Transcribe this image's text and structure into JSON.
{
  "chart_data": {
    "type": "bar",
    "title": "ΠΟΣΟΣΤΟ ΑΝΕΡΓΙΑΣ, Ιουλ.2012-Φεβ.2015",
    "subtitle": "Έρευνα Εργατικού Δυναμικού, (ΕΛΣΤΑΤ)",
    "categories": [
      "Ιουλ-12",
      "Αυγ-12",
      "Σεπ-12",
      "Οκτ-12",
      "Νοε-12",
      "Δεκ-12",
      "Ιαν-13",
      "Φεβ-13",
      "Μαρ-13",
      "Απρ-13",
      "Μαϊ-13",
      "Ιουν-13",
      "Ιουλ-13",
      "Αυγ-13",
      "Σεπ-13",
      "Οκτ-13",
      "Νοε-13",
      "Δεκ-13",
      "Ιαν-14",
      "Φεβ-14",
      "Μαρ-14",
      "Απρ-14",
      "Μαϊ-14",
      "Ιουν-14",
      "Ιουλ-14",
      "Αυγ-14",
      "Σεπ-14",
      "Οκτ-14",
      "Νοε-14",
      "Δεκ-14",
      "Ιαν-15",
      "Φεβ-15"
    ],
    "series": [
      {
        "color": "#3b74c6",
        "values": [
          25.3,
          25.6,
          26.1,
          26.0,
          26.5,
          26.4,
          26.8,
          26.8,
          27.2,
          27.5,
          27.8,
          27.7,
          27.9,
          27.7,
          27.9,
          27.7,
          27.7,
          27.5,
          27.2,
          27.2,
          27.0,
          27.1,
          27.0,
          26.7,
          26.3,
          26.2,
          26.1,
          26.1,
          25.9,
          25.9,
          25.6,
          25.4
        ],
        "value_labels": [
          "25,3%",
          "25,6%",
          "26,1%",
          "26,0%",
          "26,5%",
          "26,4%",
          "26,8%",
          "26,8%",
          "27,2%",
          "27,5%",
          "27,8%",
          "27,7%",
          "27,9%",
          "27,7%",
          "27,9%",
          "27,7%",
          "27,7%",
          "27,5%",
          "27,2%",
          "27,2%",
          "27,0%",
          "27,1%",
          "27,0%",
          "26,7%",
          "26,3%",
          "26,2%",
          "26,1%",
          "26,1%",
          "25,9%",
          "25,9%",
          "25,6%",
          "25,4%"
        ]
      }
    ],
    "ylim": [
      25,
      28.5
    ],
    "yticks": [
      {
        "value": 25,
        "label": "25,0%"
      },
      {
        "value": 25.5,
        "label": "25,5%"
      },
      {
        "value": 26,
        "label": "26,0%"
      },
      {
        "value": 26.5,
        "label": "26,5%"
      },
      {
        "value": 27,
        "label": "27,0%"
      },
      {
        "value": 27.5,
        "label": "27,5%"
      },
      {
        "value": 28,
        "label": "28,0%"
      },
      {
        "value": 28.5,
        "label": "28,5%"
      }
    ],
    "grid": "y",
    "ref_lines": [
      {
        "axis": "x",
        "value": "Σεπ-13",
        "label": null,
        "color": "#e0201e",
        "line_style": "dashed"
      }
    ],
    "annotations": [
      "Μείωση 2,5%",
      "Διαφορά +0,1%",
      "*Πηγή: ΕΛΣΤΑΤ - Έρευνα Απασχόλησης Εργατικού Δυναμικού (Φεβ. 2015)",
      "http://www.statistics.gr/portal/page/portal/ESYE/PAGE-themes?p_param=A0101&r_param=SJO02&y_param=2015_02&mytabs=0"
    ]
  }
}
........
▶ SHORT EXERCISE
Copy out each line of the listing that holds "Ιουλ".

▶ ANSWER TO THIS EXERCISE
    "title": "ΠΟΣΟΣΤΟ ΑΝΕΡΓΙΑΣ, Ιουλ.2012-Φεβ.2015",
      "Ιουλ-12",
      "Ιουλ-13",
      "Ιουλ-14",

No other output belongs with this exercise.